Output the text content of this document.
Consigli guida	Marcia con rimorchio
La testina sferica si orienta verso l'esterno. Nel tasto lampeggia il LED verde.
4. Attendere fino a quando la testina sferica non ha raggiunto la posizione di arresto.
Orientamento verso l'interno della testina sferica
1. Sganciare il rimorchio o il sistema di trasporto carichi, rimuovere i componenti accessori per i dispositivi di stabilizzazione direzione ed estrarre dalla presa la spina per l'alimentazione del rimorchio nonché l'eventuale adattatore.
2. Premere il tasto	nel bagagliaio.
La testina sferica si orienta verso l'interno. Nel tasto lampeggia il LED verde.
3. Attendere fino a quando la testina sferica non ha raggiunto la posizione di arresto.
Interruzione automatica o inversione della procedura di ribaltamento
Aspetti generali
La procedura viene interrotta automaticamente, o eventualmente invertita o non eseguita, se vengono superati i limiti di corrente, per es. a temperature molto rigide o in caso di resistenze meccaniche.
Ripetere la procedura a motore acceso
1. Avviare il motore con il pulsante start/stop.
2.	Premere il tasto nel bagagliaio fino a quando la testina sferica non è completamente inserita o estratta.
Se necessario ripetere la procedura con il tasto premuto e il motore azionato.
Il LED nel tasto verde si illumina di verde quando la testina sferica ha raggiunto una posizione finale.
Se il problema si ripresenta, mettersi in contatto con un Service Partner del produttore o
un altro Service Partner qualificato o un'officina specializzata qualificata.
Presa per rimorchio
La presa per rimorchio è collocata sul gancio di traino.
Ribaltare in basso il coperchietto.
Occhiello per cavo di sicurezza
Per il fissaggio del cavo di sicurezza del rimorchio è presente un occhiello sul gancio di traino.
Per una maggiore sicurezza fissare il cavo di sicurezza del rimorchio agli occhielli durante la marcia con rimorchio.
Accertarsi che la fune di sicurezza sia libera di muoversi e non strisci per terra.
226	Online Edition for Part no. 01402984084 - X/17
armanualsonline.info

OBJECTIVE: Transcribe every line of the data, exactly as it stands.

SOLUTION:
Output the text content of this document.
Consigli guida	Marcia con rimorchio
La testina sferica si orienta verso l'esterno. Nel tasto lampeggia il LED verde.
4. Attendere fino a quando la testina sferica non ha raggiunto la posizione di arresto.
Orientamento verso l'interno della testina sferica
1. Sganciare il rimorchio o il sistema di trasporto carichi, rimuovere i componenti accessori per i dispositivi di stabilizzazione direzione ed estrarre dalla presa la spina per l'alimentazione del rimorchio nonché l'eventuale adattatore.
2. Premere il tasto	nel bagagliaio.
La testina sferica si orienta verso l'interno. Nel tasto lampeggia il LED verde.
3. Attendere fino a quando la testina sferica non ha raggiunto la posizione di arresto.
Interruzione automatica o inversione della procedura di ribaltamento
Aspetti generali
La procedura viene interrotta automaticamente, o eventualmente invertita o non eseguita, se vengono superati i limiti di corrente, per es. a temperature molto rigide o in caso di resistenze meccaniche.
Ripetere la procedura a motore acceso
1. Avviare il motore con il pulsante start/stop.
2.	Premere il tasto nel bagagliaio fino a quando la testina sferica non è completamente inserita o estratta.
Se necessario ripetere la procedura con il tasto premuto e il motore azionato.
Il LED nel tasto verde si illumina di verde quando la testina sferica ha raggiunto una posizione finale.
Se il problema si ripresenta, mettersi in contatto con un Service Partner del produttore o
un altro Service Partner qualificato o un'officina specializzata qualificata.
Presa per rimorchio
La presa per rimorchio è collocata sul gancio di traino.
Ribaltare in basso il coperchietto.
Occhiello per cavo di sicurezza
Per il fissaggio del cavo di sicurezza del rimorchio è presente un occhiello sul gancio di traino.
Per una maggiore sicurezza fissare il cavo di sicurezza del rimorchio agli occhielli durante la marcia con rimorchio.
Accertarsi che la fune di sicurezza sia libera di muoversi e non strisci per terra.
226	Online Edition for Part no. 01402984084 - X/17
armanualsonline.info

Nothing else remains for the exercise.